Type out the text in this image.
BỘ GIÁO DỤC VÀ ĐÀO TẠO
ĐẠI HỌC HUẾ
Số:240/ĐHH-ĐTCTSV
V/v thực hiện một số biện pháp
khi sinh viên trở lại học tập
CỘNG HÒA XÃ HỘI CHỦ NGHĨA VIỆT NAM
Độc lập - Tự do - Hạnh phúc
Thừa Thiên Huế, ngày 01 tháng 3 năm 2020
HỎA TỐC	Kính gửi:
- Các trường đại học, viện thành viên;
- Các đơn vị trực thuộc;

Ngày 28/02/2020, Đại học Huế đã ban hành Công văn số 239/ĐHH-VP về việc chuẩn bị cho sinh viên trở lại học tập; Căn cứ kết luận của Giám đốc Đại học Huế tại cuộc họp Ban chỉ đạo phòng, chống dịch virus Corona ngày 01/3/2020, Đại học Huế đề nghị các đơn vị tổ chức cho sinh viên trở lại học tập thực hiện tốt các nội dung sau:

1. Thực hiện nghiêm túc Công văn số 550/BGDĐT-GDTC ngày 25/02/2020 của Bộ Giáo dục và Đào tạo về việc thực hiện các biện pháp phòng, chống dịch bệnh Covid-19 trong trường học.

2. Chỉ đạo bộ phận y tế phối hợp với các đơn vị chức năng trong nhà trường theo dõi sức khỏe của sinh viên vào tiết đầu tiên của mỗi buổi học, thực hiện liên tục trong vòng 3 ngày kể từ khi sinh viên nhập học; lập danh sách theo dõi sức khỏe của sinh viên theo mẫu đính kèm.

**Exercise details**
Give an exact repetition of all the material.

**Output**
Type out the text in this image.
BỘ GIÁO DỤC VÀ ĐÀO TẠO
ĐẠI HỌC HUẾ
Số:240/ĐHH-ĐTCTSV
V/v thực hiện một số biện pháp
khi sinh viên trở lại học tập
CỘNG HÒA XÃ HỘI CHỦ NGHĨA VIỆT NAM
Độc lập - Tự do - Hạnh phúc
Thừa Thiên Huế, ngày 01 tháng 3 năm 2020
HỎA TỐC	Kính gửi:
- Các trường đại học, viện thành viên;
- Các đơn vị trực thuộc;

Ngày 28/02/2020, Đại học Huế đã ban hành Công văn số 239/ĐHH-VP về việc chuẩn bị cho sinh viên trở lại học tập; Căn cứ kết luận của Giám đốc Đại học Huế tại cuộc họp Ban chỉ đạo phòng, chống dịch virus Corona ngày 01/3/2020, Đại học Huế đề nghị các đơn vị tổ chức cho sinh viên trở lại học tập thực hiện tốt các nội dung sau:

1. Thực hiện nghiêm túc Công văn số 550/BGDĐT-GDTC ngày 25/02/2020 của Bộ Giáo dục và Đào tạo về việc thực hiện các biện pháp phòng, chống dịch bệnh Covid-19 trong trường học.

2. Chỉ đạo bộ phận y tế phối hợp với các đơn vị chức năng trong nhà trường theo dõi sức khỏe của sinh viên vào tiết đầu tiên của mỗi buổi học, thực hiện liên tục trong vòng 3 ngày kể từ khi sinh viên nhập học; lập danh sách theo dõi sức khỏe của sinh viên theo mẫu đính kèm.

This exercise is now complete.